--- Written problem ---
Review the material and extract every line in which the word "team" occurs.

Stored data:
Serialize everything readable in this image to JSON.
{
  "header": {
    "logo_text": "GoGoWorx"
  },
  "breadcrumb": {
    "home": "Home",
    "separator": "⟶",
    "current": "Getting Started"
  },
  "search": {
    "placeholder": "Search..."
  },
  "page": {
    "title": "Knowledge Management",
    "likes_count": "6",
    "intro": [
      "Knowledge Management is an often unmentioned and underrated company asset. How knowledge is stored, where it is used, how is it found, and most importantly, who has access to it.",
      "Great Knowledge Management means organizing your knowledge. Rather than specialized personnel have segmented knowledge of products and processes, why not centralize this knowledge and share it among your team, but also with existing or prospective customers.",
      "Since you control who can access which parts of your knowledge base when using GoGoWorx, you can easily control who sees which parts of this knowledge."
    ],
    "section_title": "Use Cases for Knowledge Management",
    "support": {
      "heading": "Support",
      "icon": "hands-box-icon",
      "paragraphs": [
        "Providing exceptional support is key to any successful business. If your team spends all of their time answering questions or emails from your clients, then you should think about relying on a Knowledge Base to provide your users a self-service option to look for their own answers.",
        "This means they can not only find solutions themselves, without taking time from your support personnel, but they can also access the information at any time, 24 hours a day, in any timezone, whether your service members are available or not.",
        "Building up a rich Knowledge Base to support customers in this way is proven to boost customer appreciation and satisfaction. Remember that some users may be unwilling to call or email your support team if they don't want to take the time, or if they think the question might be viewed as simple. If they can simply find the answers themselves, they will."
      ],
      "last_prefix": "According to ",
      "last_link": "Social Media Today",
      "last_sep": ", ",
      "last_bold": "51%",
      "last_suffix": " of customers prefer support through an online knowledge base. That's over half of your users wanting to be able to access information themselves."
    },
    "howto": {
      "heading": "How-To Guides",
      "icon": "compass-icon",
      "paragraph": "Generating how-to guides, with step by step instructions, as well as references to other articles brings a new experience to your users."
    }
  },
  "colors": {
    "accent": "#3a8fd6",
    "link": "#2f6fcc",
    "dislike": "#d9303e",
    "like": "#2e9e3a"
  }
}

--- Reply to the task ---
      "Great Knowledge Management means organizing your knowledge. Rather than specialized personnel have segmented knowledge of products and processes, why not centralize this knowledge and share it among your team, but also with existing or prospective customers.",
        "Providing exceptional support is key to any successful business. If your team spends all of their time answering questions or emails from your clients, then you should think about relying on a Knowledge Base to provide your users a self-service option to look for their own answers.",
        "Building up a rich Knowledge Base to support customers in this way is proven to boost customer appreciation and satisfaction. Remember that some users may be unwilling to call or email your support team if they don't want to take the time, or if they think the question might be viewed as simple. If they can simply find the answers themselves, they will."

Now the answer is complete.